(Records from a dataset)
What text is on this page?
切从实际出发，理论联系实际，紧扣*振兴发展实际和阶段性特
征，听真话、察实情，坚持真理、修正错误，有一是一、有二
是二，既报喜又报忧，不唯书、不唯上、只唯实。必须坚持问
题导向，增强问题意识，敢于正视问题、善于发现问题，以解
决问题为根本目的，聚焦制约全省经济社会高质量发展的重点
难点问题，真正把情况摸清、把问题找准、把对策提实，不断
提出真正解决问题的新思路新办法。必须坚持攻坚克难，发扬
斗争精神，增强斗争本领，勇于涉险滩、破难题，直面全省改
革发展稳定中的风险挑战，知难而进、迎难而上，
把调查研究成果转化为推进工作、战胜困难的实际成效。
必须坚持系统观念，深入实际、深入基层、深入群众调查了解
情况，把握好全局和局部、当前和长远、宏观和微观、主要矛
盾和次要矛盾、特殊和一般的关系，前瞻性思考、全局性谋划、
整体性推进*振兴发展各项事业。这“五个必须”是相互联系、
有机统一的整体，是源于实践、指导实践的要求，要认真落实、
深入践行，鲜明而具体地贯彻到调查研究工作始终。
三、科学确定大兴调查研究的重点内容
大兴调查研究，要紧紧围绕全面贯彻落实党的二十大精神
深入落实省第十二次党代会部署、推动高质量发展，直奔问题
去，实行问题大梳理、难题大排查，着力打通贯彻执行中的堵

> [WHAT YOU SHOULD DO]: Reproduce the complete set of lines precisely as supplied.

> [ANSWER TO THE TASK]:
What text is on this page?
切从实际出发，理论联系实际，紧扣*振兴发展实际和阶段性特
征，听真话、察实情，坚持真理、修正错误，有一是一、有二
是二，既报喜又报忧，不唯书、不唯上、只唯实。必须坚持问
题导向，增强问题意识，敢于正视问题、善于发现问题，以解
决问题为根本目的，聚焦制约全省经济社会高质量发展的重点
难点问题，真正把情况摸清、把问题找准、把对策提实，不断
提出真正解决问题的新思路新办法。必须坚持攻坚克难，发扬
斗争精神，增强斗争本领，勇于涉险滩、破难题，直面全省改
革发展稳定中的风险挑战，知难而进、迎难而上，
把调查研究成果转化为推进工作、战胜困难的实际成效。
必须坚持系统观念，深入实际、深入基层、深入群众调查了解
情况，把握好全局和局部、当前和长远、宏观和微观、主要矛
盾和次要矛盾、特殊和一般的关系，前瞻性思考、全局性谋划、
整体性推进*振兴发展各项事业。这“五个必须”是相互联系、
有机统一的整体，是源于实践、指导实践的要求，要认真落实、
深入践行，鲜明而具体地贯彻到调查研究工作始终。
三、科学确定大兴调查研究的重点内容
大兴调查研究，要紧紧围绕全面贯彻落实党的二十大精神
深入落实省第十二次党代会部署、推动高质量发展，直奔问题
去，实行问题大梳理、难题大排查，着力打通贯彻执行中的堵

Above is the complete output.